(Collected data entries)
☆ ☆ ☆ ☆
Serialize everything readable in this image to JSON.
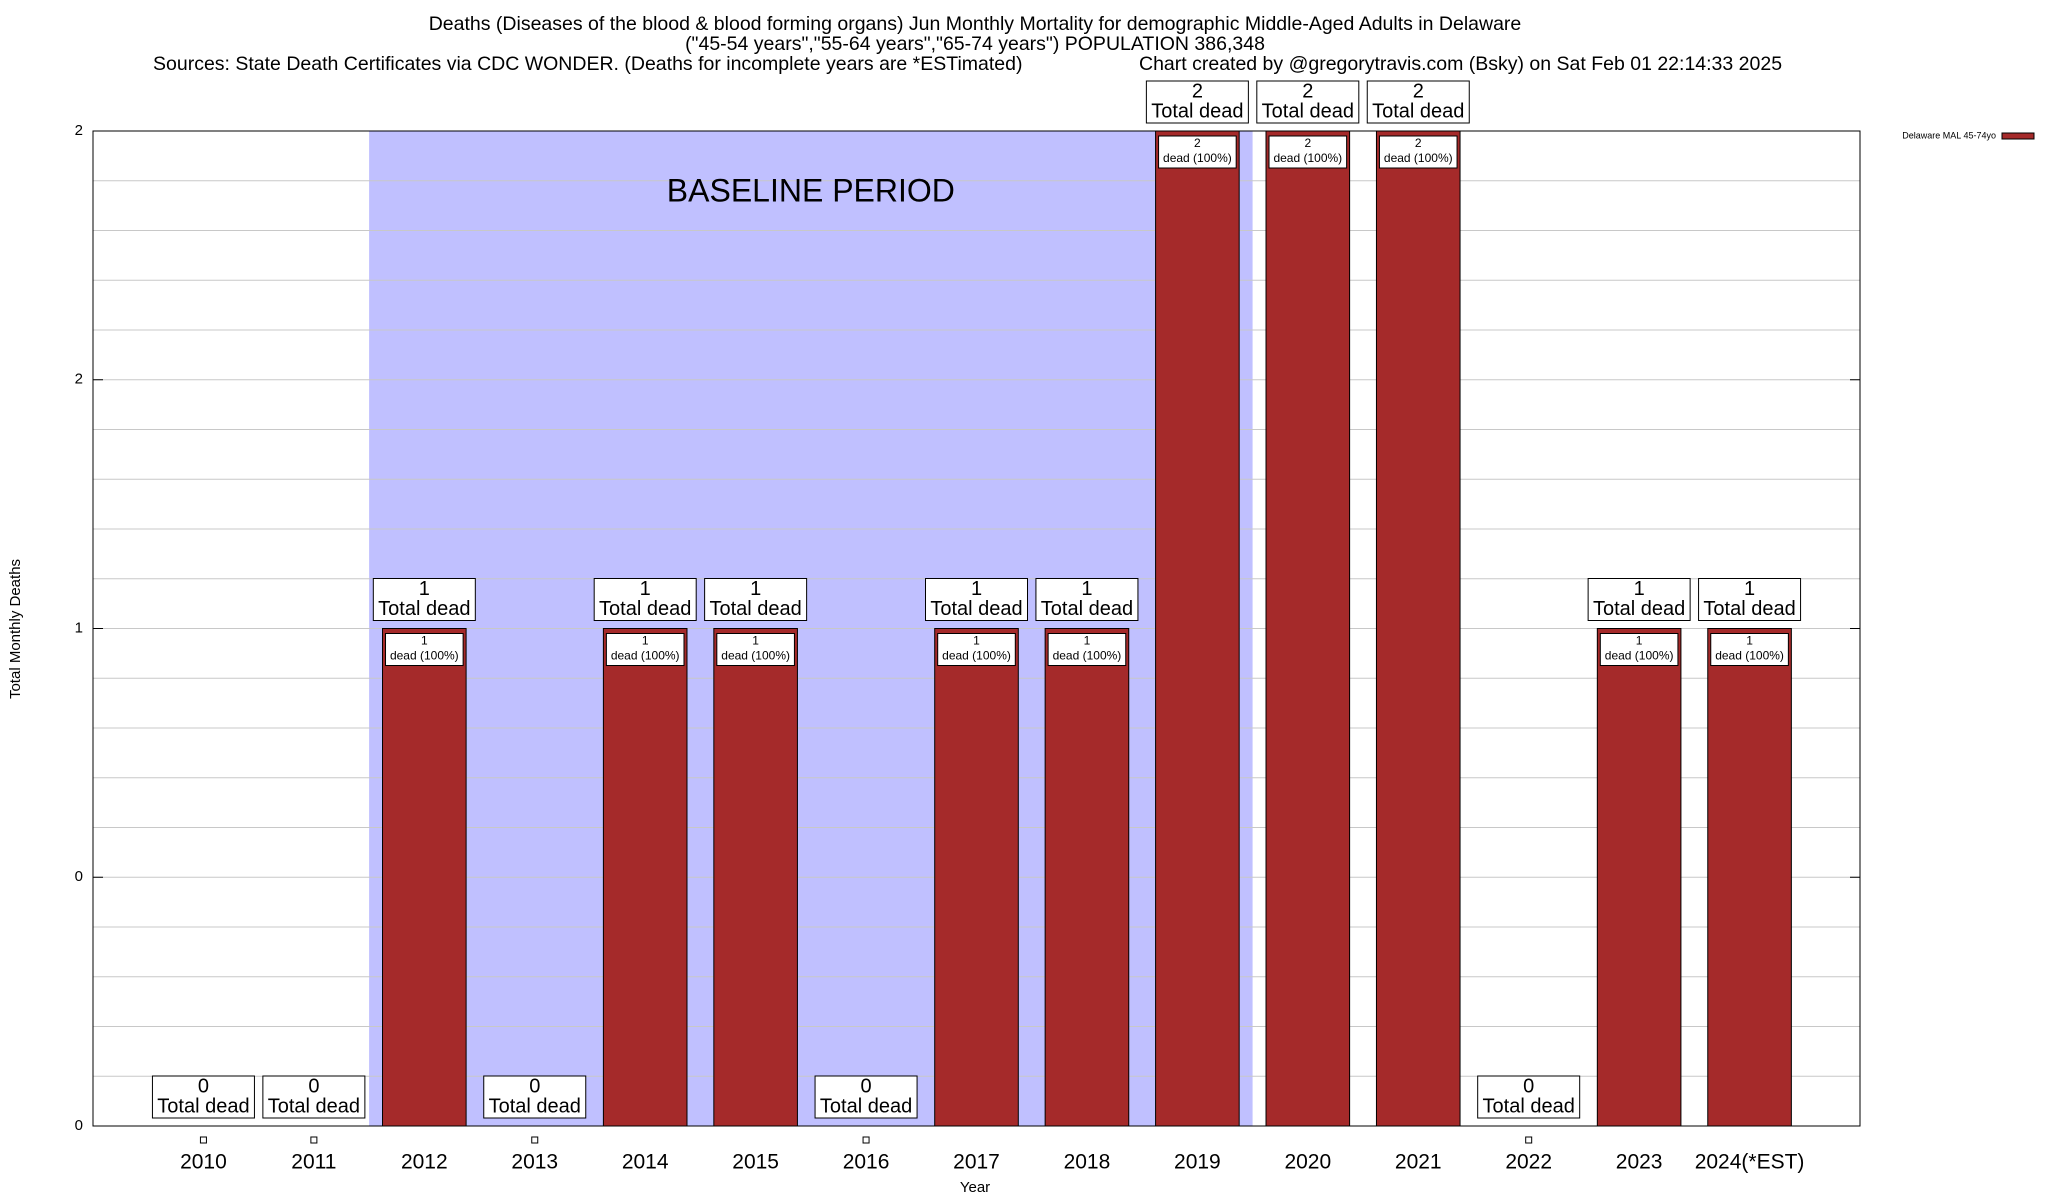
{
  "chart_data": {
    "type": "bar",
    "title": [
      "Deaths (Diseases of the blood & blood forming organs) Jun Monthly Mortality for demographic Middle-Aged Adults in Delaware",
      "(\"45-54 years\",\"55-64 years\",\"65-74 years\") POPULATION 386,348"
    ],
    "source": "Sources: State Death Certificates via CDC WONDER. (Deaths for incomplete years are *ESTimated)",
    "credit": "Chart created by @gregorytravis.com (Bsky) on Sat Feb 01 22:14:33 2025",
    "x_label": "Year",
    "y_label": "Total Monthly Deaths",
    "categories": [
      "2010",
      "2011",
      "2012",
      "2013",
      "2014",
      "2015",
      "2016",
      "2017",
      "2018",
      "2019",
      "2020",
      "2021",
      "2022",
      "2023",
      "2024(*EST)"
    ],
    "series": [
      {
        "name": "Delaware MAL 45-74yo",
        "color": "#a52a2a",
        "values": [
          0,
          0,
          1,
          0,
          1,
          1,
          0,
          1,
          1,
          2,
          2,
          2,
          0,
          1,
          1
        ]
      }
    ],
    "total_label": "Total dead",
    "share_label": "dead (100%)",
    "baseline": {
      "label": "BASELINE PERIOD",
      "from": "2012",
      "to": "2019",
      "color": "#c0c0ff"
    },
    "ylim": [
      0,
      2
    ],
    "yticks": [
      0,
      {
        "value": 0.5,
        "label": "0"
      },
      1,
      {
        "value": 1.5,
        "label": "2"
      },
      2
    ],
    "minor_yticks": [
      0.1,
      0.2,
      0.3,
      0.4,
      0.6,
      0.7,
      0.8,
      0.9,
      1.1,
      1.2,
      1.3,
      1.4,
      1.6,
      1.7,
      1.8,
      1.9
    ],
    "grid": true,
    "legend": "top-right"
  }
}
☆ ☆ ☆ ☆
### GIVEN TASK
Return all lines with the word "Monthly" in them.

### THE RESPONSE
      "Deaths (Diseases of the blood & blood forming organs) Jun Monthly Mortality for demographic Middle-Aged Adults in Delaware",
    "y_label": "Total Monthly Deaths",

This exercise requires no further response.